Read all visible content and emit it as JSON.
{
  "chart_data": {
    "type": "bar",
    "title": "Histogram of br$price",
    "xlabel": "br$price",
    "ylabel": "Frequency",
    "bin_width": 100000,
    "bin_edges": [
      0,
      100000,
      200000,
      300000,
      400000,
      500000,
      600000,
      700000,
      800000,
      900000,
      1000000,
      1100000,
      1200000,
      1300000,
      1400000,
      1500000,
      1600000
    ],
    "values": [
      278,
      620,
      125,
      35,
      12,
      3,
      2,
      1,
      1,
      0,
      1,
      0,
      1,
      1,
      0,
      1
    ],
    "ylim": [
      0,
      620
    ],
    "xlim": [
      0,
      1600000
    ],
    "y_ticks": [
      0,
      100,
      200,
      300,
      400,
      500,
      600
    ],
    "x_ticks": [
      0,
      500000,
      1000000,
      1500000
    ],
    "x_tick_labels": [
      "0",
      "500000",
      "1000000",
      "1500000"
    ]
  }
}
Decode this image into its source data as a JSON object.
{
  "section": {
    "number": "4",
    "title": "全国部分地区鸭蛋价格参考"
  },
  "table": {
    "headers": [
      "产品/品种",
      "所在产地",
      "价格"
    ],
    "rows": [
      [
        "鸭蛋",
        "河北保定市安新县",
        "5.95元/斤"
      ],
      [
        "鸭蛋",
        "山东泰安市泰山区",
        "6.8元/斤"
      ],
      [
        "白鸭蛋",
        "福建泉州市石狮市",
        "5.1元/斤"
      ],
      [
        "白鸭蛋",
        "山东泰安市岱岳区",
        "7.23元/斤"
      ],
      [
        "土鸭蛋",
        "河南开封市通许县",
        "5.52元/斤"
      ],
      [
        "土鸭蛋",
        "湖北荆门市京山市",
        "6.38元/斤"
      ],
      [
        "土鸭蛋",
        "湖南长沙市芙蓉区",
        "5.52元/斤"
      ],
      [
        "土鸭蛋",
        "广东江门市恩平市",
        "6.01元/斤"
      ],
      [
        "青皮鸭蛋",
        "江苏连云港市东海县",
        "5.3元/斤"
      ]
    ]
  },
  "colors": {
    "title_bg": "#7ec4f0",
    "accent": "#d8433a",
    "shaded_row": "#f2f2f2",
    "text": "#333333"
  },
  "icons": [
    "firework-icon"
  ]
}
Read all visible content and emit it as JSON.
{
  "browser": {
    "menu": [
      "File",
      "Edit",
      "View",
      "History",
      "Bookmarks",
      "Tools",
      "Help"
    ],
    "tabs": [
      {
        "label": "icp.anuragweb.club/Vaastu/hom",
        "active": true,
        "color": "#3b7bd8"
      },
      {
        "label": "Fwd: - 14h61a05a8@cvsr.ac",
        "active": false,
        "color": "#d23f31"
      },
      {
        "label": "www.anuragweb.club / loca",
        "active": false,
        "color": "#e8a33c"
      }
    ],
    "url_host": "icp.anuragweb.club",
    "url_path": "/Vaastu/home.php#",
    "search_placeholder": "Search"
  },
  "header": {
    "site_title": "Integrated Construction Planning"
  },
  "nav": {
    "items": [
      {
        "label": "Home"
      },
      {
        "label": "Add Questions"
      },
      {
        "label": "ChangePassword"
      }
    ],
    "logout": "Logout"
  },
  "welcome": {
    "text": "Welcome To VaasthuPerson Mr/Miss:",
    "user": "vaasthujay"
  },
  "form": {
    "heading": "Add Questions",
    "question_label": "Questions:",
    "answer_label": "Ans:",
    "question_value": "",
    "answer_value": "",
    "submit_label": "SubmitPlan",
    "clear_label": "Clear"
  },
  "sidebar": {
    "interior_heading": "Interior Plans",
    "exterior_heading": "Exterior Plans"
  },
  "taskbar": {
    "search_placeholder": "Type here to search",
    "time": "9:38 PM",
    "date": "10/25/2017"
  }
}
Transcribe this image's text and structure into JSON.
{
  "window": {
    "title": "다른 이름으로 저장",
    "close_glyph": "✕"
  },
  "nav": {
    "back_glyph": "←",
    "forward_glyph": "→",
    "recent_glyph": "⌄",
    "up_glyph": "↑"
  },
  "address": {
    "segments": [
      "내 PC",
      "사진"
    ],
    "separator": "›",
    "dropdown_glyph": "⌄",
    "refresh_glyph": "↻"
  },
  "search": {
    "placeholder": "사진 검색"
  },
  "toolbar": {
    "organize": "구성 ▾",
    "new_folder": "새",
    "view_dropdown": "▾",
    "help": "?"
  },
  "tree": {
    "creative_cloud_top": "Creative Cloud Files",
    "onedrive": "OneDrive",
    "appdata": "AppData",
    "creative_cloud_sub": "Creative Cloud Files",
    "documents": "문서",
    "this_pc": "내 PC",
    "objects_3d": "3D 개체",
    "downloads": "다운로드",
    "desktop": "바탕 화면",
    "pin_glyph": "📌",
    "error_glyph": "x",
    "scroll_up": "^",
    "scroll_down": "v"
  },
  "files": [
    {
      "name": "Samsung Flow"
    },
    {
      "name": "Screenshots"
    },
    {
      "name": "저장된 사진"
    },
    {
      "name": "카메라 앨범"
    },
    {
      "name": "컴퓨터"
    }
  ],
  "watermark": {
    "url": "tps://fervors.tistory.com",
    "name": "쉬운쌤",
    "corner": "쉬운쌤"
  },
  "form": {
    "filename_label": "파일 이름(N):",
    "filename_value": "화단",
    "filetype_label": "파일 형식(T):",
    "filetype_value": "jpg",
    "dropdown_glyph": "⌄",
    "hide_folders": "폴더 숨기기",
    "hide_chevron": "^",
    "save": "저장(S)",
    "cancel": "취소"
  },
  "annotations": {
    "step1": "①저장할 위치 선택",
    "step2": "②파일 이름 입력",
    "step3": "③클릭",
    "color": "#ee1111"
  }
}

• • • •

### Task instructions:
Make an exact copy of the listing, including every line.

### Answer:
Read all visible content and emit it as JSON.
{
  "chart_data": {
    "type": "bar",
    "title": "Histogram of br$price",
    "xlabel": "br$price",
    "ylabel": "Frequency",
    "bin_width": 100000,
    "bin_edges": [
      0,
      100000,
      200000,
      300000,
      400000,
      500000,
      600000,
      700000,
      800000,
      900000,
      1000000,
      1100000,
      1200000,
      1300000,
      1400000,
      1500000,
      1600000
    ],
    "values": [
      278,
      620,
      125,
      35,
      12,
      3,
      2,
      1,
      1,
      0,
      1,
      0,
      1,
      1,
      0,
      1
    ],
    "ylim": [
      0,
      620
    ],
    "xlim": [
      0,
      1600000
    ],
    "y_ticks": [
      0,
      100,
      200,
      300,
      400,
      500,
      600
    ],
    "x_ticks": [
      0,
      500000,
      1000000,
      1500000
    ],
    "x_tick_labels": [
      "0",
      "500000",
      "1000000",
      "1500000"
    ]
  }
}
Decode this image into its source data as a JSON object.
{
  "section": {
    "number": "4",
    "title": "全国部分地区鸭蛋价格参考"
  },
  "table": {
    "headers": [
      "产品/品种",
      "所在产地",
      "价格"
    ],
    "rows": [
      [
        "鸭蛋",
        "河北保定市安新县",
        "5.95元/斤"
      ],
      [
        "鸭蛋",
        "山东泰安市泰山区",
        "6.8元/斤"
      ],
      [
        "白鸭蛋",
        "福建泉州市石狮市",
        "5.1元/斤"
      ],
      [
        "白鸭蛋",
        "山东泰安市岱岳区",
        "7.23元/斤"
      ],
      [
        "土鸭蛋",
        "河南开封市通许县",
        "5.52元/斤"
      ],
      [
        "土鸭蛋",
        "湖北荆门市京山市",
        "6.38元/斤"
      ],
      [
        "土鸭蛋",
        "湖南长沙市芙蓉区",
        "5.52元/斤"
      ],
      [
        "土鸭蛋",
        "广东江门市恩平市",
        "6.01元/斤"
      ],
      [
        "青皮鸭蛋",
        "江苏连云港市东海县",
        "5.3元/斤"
      ]
    ]
  },
  "colors": {
    "title_bg": "#7ec4f0",
    "accent": "#d8433a",
    "shaded_row": "#f2f2f2",
    "text": "#333333"
  },
  "icons": [
    "firework-icon"
  ]
}
Read all visible content and emit it as JSON.
{
  "browser": {
    "menu": [
      "File",
      "Edit",
      "View",
      "History",
      "Bookmarks",
      "Tools",
      "Help"
    ],
    "tabs": [
      {
        "label": "icp.anuragweb.club/Vaastu/hom",
        "active": true,
        "color": "#3b7bd8"
      },
      {
        "label": "Fwd: - 14h61a05a8@cvsr.ac",
        "active": false,
        "color": "#d23f31"
      },
      {
        "label": "www.anuragweb.club / loca",
        "active": false,
        "color": "#e8a33c"
      }
    ],
    "url_host": "icp.anuragweb.club",
    "url_path": "/Vaastu/home.php#",
    "search_placeholder": "Search"
  },
  "header": {
    "site_title": "Integrated Construction Planning"
  },
  "nav": {
    "items": [
      {
        "label": "Home"
      },
      {
        "label": "Add Questions"
      },
      {
        "label": "ChangePassword"
      }
    ],
    "logout": "Logout"
  },
  "welcome": {
    "text": "Welcome To VaasthuPerson Mr/Miss:",
    "user": "vaasthujay"
  },
  "form": {
    "heading": "Add Questions",
    "question_label": "Questions:",
    "answer_label": "Ans:",
    "question_value": "",
    "answer_value": "",
    "submit_label": "SubmitPlan",
    "clear_label": "Clear"
  },
  "sidebar": {
    "interior_heading": "Interior Plans",
    "exterior_heading": "Exterior Plans"
  },
  "taskbar": {
    "search_placeholder": "Type here to search",
    "time": "9:38 PM",
    "date": "10/25/2017"
  }
}
Transcribe this image's text and structure into JSON.
{
  "window": {
    "title": "다른 이름으로 저장",
    "close_glyph": "✕"
  },
  "nav": {
    "back_glyph": "←",
    "forward_glyph": "→",
    "recent_glyph": "⌄",
    "up_glyph": "↑"
  },
  "address": {
    "segments": [
      "내 PC",
      "사진"
    ],
    "separator": "›",
    "dropdown_glyph": "⌄",
    "refresh_glyph": "↻"
  },
  "search": {
    "placeholder": "사진 검색"
  },
  "toolbar": {
    "organize": "구성 ▾",
    "new_folder": "새",
    "view_dropdown": "▾",
    "help": "?"
  },
  "tree": {
    "creative_cloud_top": "Creative Cloud Files",
    "onedrive": "OneDrive",
    "appdata": "AppData",
    "creative_cloud_sub": "Creative Cloud Files",
    "documents": "문서",
    "this_pc": "내 PC",
    "objects_3d": "3D 개체",
    "downloads": "다운로드",
    "desktop": "바탕 화면",
    "pin_glyph": "📌",
    "error_glyph": "x",
    "scroll_up": "^",
    "scroll_down": "v"
  },
  "files": [
    {
      "name": "Samsung Flow"
    },
    {
      "name": "Screenshots"
    },
    {
      "name": "저장된 사진"
    },
    {
      "name": "카메라 앨범"
    },
    {
      "name": "컴퓨터"
    }
  ],
  "watermark": {
    "url": "tps://fervors.tistory.com",
    "name": "쉬운쌤",
    "corner": "쉬운쌤"
  },
  "form": {
    "filename_label": "파일 이름(N):",
    "filename_value": "화단",
    "filetype_label": "파일 형식(T):",
    "filetype_value": "jpg",
    "dropdown_glyph": "⌄",
    "hide_folders": "폴더 숨기기",
    "hide_chevron": "^",
    "save": "저장(S)",
    "cancel": "취소"
  },
  "annotations": {
    "step1": "①저장할 위치 선택",
    "step2": "②파일 이름 입력",
    "step3": "③클릭",
    "color": "#ee1111"
  }
}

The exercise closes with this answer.